§ Instructions for the task
Scan the records for the word "Fulton". Copy each line that includes it.

(Saved entries)
┄┄┄┄┄┄┄┄┄┄┄┄┄┄┄┄┄┄┄┄

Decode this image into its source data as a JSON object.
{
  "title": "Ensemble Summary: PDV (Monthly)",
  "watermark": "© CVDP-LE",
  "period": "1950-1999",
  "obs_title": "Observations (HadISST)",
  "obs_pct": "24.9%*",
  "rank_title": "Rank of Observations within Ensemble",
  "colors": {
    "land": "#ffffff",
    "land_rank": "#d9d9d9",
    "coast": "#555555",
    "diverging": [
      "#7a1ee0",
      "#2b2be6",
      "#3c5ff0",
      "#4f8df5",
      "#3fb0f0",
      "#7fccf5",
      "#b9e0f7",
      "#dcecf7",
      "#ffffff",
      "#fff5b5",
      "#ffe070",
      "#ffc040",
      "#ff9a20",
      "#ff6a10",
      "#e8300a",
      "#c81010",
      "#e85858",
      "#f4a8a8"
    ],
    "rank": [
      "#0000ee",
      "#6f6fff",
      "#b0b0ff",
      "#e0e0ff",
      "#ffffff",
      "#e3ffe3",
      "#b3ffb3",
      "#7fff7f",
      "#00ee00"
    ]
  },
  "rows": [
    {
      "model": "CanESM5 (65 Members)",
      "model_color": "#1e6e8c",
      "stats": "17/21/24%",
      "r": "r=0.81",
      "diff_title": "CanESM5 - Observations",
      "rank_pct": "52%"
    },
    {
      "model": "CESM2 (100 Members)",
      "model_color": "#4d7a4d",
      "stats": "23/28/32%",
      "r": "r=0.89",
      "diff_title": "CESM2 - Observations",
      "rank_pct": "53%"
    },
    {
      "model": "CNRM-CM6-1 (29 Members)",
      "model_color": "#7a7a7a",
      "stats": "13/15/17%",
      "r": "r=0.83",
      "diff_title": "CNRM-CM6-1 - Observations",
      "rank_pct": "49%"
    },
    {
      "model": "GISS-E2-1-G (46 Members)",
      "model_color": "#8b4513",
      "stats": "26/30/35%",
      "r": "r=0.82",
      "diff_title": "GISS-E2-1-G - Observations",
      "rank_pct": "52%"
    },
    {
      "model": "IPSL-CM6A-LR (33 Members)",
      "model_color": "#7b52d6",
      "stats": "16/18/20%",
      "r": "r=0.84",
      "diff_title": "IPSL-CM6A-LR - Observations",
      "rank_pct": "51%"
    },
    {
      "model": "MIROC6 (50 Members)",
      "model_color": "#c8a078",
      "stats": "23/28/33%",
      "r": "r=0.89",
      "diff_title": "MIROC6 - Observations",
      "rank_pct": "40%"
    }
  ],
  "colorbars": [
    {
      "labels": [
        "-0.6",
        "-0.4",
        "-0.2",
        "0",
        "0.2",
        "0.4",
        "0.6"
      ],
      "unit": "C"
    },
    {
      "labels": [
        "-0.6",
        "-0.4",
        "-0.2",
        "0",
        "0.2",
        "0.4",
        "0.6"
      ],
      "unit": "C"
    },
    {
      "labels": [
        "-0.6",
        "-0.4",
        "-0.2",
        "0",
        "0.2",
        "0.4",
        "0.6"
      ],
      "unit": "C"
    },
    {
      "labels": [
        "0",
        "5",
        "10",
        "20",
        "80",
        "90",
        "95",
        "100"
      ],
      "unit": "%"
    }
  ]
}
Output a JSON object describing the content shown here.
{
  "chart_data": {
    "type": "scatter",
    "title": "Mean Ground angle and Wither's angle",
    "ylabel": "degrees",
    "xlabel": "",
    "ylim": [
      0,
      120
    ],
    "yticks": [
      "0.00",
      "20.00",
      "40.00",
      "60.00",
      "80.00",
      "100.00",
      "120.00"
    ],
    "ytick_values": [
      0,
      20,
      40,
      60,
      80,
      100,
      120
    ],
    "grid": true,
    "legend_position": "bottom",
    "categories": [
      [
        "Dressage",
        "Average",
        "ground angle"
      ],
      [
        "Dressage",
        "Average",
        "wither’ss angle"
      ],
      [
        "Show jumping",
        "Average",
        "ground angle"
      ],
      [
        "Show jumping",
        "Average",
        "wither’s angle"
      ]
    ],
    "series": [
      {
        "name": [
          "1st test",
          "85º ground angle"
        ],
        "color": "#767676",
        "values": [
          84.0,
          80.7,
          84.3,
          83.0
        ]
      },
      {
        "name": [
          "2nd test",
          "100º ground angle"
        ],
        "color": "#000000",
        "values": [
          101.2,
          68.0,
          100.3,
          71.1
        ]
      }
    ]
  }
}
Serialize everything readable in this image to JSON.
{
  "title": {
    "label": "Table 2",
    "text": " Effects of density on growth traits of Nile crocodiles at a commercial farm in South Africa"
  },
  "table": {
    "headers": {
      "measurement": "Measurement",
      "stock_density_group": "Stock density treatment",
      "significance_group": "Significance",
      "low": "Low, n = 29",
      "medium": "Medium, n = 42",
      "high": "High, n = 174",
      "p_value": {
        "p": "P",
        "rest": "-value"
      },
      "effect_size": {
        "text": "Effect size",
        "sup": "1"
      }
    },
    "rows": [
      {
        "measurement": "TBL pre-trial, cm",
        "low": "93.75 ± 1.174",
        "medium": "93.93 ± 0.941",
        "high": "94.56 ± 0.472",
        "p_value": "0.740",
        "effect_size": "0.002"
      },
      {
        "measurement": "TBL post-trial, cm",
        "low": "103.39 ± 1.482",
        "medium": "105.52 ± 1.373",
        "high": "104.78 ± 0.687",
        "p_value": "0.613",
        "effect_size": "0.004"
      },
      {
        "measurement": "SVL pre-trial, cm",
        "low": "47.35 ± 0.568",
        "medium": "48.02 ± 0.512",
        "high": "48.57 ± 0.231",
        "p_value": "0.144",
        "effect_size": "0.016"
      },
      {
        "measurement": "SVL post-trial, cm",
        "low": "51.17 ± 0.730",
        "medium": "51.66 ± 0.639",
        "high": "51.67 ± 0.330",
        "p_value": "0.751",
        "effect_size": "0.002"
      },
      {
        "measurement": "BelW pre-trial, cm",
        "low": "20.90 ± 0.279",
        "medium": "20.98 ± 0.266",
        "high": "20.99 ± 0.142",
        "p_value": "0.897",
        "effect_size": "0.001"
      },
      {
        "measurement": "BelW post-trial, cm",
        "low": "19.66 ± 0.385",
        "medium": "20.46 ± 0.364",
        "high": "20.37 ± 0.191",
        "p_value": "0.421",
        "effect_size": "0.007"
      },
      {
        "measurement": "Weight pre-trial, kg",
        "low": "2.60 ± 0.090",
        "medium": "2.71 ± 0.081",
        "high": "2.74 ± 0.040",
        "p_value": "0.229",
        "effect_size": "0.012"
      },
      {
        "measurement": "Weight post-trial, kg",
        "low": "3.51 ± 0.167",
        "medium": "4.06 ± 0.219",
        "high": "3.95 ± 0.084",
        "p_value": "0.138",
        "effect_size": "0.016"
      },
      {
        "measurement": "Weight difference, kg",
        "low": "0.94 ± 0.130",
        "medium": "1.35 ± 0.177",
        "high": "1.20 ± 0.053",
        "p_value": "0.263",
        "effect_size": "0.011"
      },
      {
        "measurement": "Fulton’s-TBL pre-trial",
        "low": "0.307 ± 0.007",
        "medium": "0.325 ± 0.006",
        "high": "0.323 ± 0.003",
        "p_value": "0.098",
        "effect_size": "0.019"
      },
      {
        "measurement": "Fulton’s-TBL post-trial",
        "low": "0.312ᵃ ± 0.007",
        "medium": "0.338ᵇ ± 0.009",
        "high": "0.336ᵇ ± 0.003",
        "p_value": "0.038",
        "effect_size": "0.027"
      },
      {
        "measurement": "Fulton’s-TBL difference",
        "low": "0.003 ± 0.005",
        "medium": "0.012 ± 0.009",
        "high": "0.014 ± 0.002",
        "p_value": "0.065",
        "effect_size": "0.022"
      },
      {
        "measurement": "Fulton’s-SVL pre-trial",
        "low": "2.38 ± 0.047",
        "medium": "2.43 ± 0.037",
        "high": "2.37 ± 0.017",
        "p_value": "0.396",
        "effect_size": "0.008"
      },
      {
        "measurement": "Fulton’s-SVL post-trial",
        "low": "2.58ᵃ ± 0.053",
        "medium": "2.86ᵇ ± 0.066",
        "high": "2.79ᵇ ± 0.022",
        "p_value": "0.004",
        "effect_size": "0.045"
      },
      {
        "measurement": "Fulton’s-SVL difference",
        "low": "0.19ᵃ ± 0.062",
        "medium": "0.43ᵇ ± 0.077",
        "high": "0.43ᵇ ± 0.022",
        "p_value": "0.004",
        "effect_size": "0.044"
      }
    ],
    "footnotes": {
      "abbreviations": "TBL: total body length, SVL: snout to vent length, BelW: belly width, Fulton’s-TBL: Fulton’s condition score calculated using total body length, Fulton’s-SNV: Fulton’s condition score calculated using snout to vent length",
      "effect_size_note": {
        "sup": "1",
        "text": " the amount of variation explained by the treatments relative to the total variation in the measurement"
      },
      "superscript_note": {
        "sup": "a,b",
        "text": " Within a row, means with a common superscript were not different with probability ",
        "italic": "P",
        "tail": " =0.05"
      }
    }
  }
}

┄┄┄┄┄┄┄┄┄┄┄┄┄┄┄┄┄┄┄┄

§ Written response
        "measurement": "Fulton’s-TBL pre-trial",
        "measurement": "Fulton’s-TBL post-trial",
        "measurement": "Fulton’s-TBL difference",
        "measurement": "Fulton’s-SVL pre-trial",
        "measurement": "Fulton’s-SVL post-trial",
        "measurement": "Fulton’s-SVL difference",
      "abbreviations": "TBL: total body length, SVL: snout to vent length, BelW: belly width, Fulton’s-TBL: Fulton’s condition score calculated using total body length, Fulton’s-SNV: Fulton’s condition score calculated using snout to vent length",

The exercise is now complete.